__Actions to take__:
**1.** Answer these questions using the Mistral Next thread below.
(a) What does the first comment say an early version of Mistral Medium (Miqu) was, instead of a MoE?
(b) What two replacement names does the second comment propose?
(c) Which model does the second comment cite as an example of low resource usage?
**2.** Extend the Mistral Next thread below past its final comment.

Hacker News new | ask | show | jobs
by mrfakename 856 days ago
Note that it's actually "Mistral Next" not "Mixtral Next" - so it isn't necessarily a MoE. For example, an early version of Mistral Medium (Miqu) was not a MoE but instead a Llama 70B model. I wonder how many parameters this one has
1 comments

I know what they were going for with the Mixtral name but every time I come across it I wonder if they considered just how easily the two might be confused. It seems like a poor branding decision - what if some expected the Mixtral performance but accidentally uses a Mistral model? What if someone wants the low resource usage of e.g. Mistral 7B but tries out Mixtral 8x7B instead? It's especially hard when your colleagues aren't necessarily native English speakers.

There's got to be a better name for such a cool product. Maybe MistralX? MistMix?

__Provided data__:
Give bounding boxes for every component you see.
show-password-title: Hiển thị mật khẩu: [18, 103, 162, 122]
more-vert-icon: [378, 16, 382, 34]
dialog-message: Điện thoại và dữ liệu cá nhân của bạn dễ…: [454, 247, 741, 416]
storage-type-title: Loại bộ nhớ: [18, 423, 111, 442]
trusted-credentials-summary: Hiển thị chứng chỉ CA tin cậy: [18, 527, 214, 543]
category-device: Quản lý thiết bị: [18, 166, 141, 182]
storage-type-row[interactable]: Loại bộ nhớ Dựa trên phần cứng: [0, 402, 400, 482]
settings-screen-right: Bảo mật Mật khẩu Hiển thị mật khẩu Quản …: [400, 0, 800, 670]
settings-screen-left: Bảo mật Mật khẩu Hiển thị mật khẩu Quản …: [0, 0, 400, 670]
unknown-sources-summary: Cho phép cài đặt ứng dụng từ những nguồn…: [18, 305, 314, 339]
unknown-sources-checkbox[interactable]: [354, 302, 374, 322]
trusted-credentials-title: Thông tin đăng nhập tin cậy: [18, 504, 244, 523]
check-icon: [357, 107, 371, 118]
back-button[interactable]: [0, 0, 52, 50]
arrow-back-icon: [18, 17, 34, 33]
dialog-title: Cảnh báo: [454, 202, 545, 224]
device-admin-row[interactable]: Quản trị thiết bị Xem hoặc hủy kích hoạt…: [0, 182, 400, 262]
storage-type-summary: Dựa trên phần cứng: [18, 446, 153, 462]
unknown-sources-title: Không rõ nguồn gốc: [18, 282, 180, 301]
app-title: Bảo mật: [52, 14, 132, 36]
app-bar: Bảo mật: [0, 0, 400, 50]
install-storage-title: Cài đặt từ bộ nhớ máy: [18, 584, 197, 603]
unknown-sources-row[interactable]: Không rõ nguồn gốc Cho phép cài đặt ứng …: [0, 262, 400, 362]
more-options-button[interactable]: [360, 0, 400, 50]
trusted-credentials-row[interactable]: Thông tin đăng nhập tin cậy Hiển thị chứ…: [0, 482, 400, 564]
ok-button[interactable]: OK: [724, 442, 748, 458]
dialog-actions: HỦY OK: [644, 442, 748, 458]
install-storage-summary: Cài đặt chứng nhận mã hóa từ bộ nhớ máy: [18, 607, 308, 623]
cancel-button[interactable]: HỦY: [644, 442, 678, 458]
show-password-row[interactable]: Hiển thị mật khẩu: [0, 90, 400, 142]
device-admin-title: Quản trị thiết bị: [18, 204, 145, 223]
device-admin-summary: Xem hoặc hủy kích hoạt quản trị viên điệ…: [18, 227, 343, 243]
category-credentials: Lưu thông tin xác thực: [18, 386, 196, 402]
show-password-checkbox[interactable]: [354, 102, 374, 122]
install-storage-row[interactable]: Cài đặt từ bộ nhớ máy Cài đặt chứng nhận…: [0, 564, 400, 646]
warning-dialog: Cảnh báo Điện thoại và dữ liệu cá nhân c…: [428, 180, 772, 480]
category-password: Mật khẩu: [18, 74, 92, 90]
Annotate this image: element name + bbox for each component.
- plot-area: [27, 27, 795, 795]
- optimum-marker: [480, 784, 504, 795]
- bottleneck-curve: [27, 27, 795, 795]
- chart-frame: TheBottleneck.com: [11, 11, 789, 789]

__Answers to the problems__:
**1.**
(a) A Llama 70B model.
(b) MistralX and MistMix.
(c) Mistral 7B.

**2.**
I feel like this is not really an issue. I personally lost track of all the llamas, <not>gpts, etc - but if somebody is going to seriously use a certain model, they'll find out soon enough if they're using the wrong one.
It has definitely affected myself and colleagues, perhaps we didn't waste much time but it's annoying. Even if it isn't a problem, it really cannot hurt to make the naming easier to understand.
I agree. I also think the Llama naming was confusing - versioning by capitalization? (LLaMA vs Llama)